STORED DATA
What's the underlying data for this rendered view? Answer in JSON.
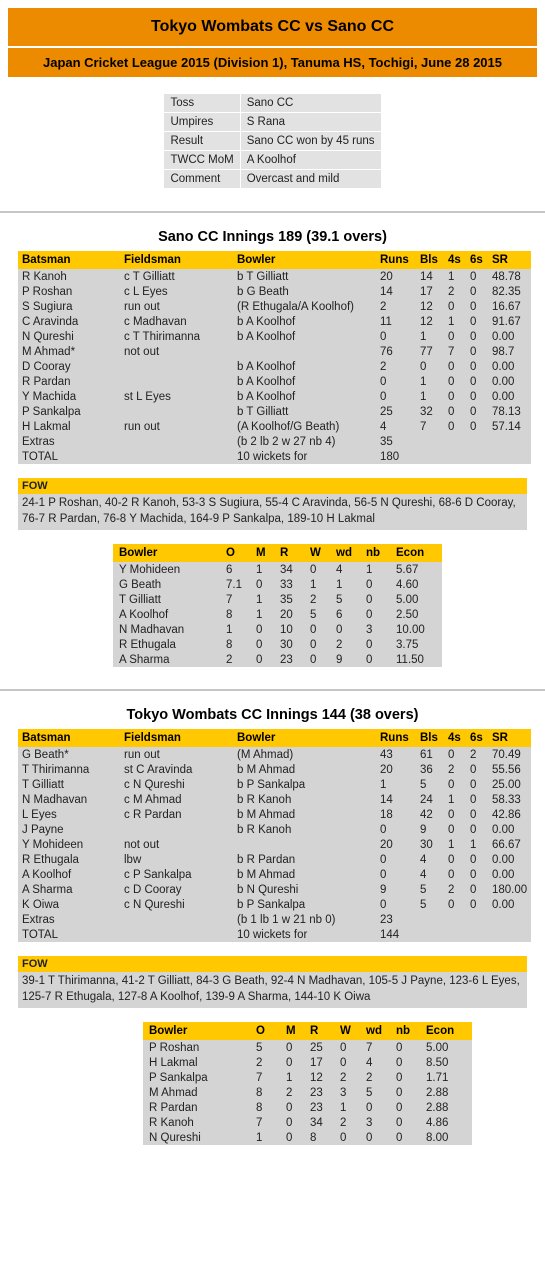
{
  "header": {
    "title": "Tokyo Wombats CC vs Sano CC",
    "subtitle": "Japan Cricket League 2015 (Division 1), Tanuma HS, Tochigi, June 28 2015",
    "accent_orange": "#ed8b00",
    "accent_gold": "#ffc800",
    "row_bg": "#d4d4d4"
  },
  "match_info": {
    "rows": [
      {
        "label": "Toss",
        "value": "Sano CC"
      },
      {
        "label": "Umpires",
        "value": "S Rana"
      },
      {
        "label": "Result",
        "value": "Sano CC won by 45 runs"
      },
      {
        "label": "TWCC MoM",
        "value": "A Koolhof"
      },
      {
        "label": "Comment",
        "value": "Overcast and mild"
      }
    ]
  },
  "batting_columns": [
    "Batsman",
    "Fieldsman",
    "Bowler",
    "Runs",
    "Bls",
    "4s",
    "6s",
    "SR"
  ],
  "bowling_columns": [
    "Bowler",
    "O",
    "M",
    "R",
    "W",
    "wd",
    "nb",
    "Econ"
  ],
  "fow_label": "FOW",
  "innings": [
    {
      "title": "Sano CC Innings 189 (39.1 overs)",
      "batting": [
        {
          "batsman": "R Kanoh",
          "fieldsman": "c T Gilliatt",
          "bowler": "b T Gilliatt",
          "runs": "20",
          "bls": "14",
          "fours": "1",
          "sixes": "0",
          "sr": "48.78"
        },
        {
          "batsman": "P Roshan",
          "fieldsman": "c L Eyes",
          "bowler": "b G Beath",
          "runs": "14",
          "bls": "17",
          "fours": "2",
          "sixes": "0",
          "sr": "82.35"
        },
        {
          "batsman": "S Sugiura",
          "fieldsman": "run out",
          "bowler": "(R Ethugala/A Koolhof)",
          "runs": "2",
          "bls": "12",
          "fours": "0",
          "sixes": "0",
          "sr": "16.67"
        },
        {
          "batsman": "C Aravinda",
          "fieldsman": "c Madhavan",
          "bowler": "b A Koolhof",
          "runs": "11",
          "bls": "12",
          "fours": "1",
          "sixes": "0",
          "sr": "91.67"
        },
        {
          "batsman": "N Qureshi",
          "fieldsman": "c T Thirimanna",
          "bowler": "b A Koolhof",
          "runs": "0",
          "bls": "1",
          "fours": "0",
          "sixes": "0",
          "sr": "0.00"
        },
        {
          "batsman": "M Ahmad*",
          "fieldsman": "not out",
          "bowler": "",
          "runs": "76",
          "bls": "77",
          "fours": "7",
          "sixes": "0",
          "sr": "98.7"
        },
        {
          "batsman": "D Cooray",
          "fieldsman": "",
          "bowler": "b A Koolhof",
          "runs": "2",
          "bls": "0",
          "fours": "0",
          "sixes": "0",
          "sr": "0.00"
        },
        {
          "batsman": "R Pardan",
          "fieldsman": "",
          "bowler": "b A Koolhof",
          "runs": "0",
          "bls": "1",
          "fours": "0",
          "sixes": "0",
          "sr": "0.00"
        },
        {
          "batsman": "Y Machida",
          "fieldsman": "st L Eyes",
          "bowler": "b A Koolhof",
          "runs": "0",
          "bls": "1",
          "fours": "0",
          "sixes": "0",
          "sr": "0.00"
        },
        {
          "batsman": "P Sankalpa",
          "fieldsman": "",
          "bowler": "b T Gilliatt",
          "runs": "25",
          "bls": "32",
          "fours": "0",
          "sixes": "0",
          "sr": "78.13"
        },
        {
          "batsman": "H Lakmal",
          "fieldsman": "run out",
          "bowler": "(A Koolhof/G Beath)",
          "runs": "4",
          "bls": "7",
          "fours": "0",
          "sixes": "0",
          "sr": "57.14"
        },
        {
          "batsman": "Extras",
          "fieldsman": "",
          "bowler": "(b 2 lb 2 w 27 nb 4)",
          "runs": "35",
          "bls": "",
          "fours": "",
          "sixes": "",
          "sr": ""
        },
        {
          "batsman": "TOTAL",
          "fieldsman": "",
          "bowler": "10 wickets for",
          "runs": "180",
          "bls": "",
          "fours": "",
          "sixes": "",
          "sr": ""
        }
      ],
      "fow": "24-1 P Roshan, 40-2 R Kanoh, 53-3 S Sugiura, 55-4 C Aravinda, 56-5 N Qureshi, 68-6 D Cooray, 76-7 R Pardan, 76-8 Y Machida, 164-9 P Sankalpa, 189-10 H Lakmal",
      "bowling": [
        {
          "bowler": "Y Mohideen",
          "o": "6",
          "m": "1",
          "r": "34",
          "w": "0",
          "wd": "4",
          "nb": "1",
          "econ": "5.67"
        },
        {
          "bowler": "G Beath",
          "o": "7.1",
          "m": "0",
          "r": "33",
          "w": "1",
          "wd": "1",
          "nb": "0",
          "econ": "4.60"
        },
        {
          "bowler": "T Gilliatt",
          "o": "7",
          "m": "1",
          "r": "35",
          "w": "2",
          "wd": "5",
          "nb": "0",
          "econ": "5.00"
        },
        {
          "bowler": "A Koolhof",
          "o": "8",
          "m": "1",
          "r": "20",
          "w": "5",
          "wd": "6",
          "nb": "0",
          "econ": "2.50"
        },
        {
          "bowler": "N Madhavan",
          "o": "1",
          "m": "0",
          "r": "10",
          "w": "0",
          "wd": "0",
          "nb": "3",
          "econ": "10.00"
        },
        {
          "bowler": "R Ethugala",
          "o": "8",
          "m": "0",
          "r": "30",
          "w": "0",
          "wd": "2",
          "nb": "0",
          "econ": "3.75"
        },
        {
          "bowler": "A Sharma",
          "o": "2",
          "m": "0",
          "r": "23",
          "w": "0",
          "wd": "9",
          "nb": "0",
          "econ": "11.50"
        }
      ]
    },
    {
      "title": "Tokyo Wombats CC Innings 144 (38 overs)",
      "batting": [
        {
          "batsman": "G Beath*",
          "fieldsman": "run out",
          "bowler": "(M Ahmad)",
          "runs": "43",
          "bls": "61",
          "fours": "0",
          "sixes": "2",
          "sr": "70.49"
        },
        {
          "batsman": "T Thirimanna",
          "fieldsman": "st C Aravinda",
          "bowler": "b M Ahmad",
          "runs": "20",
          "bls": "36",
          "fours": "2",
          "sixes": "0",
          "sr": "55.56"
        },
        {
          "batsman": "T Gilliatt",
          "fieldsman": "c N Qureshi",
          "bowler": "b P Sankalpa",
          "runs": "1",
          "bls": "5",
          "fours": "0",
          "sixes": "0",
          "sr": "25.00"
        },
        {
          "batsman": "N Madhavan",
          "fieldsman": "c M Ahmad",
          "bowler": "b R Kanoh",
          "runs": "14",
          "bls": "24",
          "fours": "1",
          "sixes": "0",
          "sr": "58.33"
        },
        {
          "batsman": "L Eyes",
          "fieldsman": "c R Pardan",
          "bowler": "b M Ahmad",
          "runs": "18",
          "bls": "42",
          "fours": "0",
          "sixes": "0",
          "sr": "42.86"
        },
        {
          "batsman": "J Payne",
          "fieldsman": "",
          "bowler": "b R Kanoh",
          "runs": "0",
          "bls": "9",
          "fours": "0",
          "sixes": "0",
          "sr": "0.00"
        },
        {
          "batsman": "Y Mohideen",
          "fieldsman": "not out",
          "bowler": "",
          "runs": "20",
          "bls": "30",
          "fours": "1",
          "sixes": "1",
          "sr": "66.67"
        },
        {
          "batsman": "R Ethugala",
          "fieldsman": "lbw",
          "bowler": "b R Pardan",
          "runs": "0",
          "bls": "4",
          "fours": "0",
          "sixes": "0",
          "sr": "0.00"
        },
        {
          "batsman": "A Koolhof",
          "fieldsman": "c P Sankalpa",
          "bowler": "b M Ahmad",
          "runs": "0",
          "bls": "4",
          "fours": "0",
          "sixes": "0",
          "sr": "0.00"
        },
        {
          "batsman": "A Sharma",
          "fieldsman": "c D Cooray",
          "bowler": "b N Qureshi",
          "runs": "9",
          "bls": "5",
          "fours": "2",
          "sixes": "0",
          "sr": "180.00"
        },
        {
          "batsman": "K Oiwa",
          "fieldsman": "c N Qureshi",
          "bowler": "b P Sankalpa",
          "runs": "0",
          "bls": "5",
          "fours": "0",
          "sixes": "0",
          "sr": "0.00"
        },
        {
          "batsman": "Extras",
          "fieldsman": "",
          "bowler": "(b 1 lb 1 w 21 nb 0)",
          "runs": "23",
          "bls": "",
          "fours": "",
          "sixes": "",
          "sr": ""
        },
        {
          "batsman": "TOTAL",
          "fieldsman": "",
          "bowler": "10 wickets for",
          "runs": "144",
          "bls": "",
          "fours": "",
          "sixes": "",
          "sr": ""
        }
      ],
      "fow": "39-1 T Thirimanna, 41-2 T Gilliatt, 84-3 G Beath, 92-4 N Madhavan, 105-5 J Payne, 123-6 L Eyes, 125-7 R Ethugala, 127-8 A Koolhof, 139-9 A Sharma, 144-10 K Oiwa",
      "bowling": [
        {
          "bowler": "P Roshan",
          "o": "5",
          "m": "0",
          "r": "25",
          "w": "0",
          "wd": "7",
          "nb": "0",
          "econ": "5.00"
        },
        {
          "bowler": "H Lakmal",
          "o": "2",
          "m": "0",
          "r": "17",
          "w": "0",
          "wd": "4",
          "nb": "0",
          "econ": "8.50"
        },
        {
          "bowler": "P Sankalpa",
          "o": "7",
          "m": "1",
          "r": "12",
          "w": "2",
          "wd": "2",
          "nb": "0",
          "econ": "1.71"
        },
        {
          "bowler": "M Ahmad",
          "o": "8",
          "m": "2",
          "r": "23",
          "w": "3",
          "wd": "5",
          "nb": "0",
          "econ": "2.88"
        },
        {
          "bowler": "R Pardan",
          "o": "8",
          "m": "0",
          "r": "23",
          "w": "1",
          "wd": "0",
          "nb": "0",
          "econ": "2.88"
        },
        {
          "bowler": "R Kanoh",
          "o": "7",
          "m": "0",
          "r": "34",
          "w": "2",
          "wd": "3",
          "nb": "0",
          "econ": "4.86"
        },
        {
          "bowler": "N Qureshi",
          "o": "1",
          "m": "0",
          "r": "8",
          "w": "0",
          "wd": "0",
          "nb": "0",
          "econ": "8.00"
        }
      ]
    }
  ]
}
...
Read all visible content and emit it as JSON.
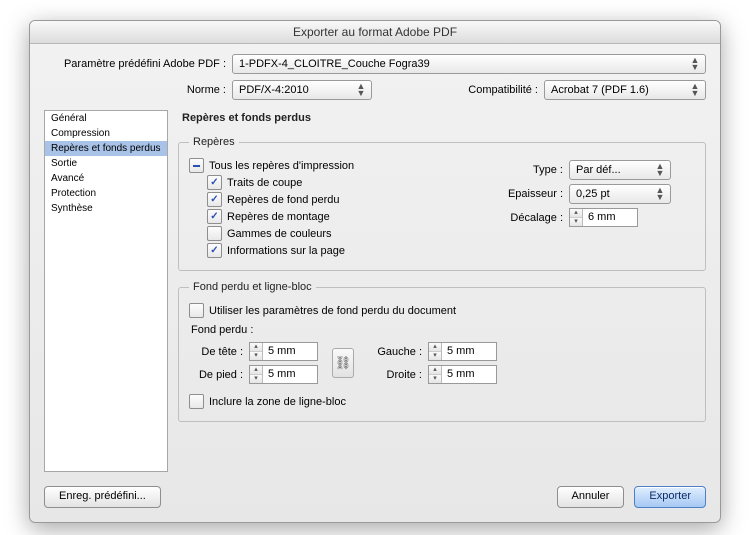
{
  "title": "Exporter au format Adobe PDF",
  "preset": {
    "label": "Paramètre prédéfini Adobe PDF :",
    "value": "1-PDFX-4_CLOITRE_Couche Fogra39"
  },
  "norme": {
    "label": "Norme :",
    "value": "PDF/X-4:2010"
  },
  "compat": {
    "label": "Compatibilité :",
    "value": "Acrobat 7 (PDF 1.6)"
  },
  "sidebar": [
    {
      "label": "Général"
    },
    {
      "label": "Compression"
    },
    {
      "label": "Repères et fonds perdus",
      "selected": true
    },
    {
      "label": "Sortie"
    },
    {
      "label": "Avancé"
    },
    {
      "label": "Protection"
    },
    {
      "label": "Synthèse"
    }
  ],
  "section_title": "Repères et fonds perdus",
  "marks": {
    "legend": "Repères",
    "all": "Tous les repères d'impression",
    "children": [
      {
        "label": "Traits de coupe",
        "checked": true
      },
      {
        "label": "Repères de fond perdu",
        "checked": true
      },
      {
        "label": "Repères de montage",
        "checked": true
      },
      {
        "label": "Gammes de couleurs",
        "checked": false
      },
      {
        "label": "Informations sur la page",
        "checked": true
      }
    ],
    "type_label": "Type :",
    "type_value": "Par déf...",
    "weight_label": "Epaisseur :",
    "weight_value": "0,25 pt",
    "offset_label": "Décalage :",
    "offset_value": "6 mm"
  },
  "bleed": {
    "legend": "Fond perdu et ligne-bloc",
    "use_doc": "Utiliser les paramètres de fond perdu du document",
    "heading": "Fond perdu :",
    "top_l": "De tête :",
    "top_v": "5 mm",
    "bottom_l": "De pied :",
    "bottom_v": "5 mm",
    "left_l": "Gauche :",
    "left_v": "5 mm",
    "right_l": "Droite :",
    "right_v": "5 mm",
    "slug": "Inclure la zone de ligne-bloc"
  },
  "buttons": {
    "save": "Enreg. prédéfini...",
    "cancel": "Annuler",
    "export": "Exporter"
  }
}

GIVEN EXERCISE
Using the entries above, return each line in which the word "Qureshi" occurs.

THE RESPONSE
          "batsman": "N Qureshi",
      "fow": "24-1 P Roshan, 40-2 R Kanoh, 53-3 S Sugiura, 55-4 C Aravinda, 56-5 N Qureshi, 68-6 D Cooray, 76-7 R Pardan, 76-8 Y Machida, 164-9 P Sankalpa, 189-10 H Lakmal",
          "fieldsman": "c N Qureshi",
          "bowler": "b N Qureshi",
          "fieldsman": "c N Qureshi",
          "bowler": "N Qureshi",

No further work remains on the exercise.